-- Problem --
Every line from the line containing "Give me the" through the final line below is to be repeated exactly; no other line is.

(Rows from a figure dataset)
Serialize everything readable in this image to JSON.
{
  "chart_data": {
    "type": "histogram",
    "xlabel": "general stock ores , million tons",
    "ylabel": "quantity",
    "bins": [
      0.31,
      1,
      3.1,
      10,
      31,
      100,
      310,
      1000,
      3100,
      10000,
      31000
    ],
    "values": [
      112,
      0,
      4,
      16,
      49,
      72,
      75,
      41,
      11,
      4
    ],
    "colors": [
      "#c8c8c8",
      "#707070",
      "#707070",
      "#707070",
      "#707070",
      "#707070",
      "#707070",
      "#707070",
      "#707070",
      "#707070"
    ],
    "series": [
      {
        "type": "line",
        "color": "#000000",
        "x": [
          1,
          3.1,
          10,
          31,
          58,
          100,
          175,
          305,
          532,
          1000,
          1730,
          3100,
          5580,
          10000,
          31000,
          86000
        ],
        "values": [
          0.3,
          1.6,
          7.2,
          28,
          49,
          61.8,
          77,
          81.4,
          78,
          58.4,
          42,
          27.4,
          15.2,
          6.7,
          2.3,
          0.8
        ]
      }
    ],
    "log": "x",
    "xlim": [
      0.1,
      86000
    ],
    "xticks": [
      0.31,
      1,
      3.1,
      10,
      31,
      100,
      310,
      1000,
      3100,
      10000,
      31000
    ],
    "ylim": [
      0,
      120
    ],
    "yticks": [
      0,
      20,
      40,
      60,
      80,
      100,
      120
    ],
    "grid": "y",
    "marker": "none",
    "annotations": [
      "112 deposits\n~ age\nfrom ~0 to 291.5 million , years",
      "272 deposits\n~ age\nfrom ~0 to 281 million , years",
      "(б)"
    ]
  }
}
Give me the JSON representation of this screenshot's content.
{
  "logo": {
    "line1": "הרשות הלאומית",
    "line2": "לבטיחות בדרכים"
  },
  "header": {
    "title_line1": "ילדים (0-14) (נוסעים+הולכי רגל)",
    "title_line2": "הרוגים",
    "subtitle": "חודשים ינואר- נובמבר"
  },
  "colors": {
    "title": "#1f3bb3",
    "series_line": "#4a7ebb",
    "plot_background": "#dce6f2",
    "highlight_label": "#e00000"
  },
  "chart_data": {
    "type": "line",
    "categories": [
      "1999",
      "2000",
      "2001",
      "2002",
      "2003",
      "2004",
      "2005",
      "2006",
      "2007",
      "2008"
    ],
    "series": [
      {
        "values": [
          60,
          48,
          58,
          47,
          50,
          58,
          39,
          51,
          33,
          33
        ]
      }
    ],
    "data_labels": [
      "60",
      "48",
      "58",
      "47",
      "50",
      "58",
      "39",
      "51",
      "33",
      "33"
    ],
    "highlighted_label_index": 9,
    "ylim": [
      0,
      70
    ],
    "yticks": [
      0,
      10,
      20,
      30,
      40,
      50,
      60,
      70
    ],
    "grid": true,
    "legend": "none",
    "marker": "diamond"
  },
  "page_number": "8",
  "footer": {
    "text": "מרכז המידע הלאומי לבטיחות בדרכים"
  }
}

-- Answer below --
Give me the JSON representation of this screenshot's content.
{
  "logo": {
    "line1": "הרשות הלאומית",
    "line2": "לבטיחות בדרכים"
  },
  "header": {
    "title_line1": "ילדים (0-14) (נוסעים+הולכי רגל)",
    "title_line2": "הרוגים",
    "subtitle": "חודשים ינואר- נובמבר"
  },
  "colors": {
    "title": "#1f3bb3",
    "series_line": "#4a7ebb",
    "plot_background": "#dce6f2",
    "highlight_label": "#e00000"
  },
  "chart_data": {
    "type": "line",
    "categories": [
      "1999",
      "2000",
      "2001",
      "2002",
      "2003",
      "2004",
      "2005",
      "2006",
      "2007",
      "2008"
    ],
    "series": [
      {
        "values": [
          60,
          48,
          58,
          47,
          50,
          58,
          39,
          51,
          33,
          33
        ]
      }
    ],
    "data_labels": [
      "60",
      "48",
      "58",
      "47",
      "50",
      "58",
      "39",
      "51",
      "33",
      "33"
    ],
    "highlighted_label_index": 9,
    "ylim": [
      0,
      70
    ],
    "yticks": [
      0,
      10,
      20,
      30,
      40,
      50,
      60,
      70
    ],
    "grid": true,
    "legend": "none",
    "marker": "diamond"
  },
  "page_number": "8",
  "footer": {
    "text": "מרכז המידע הלאומי לבטיחות בדרכים"
  }
}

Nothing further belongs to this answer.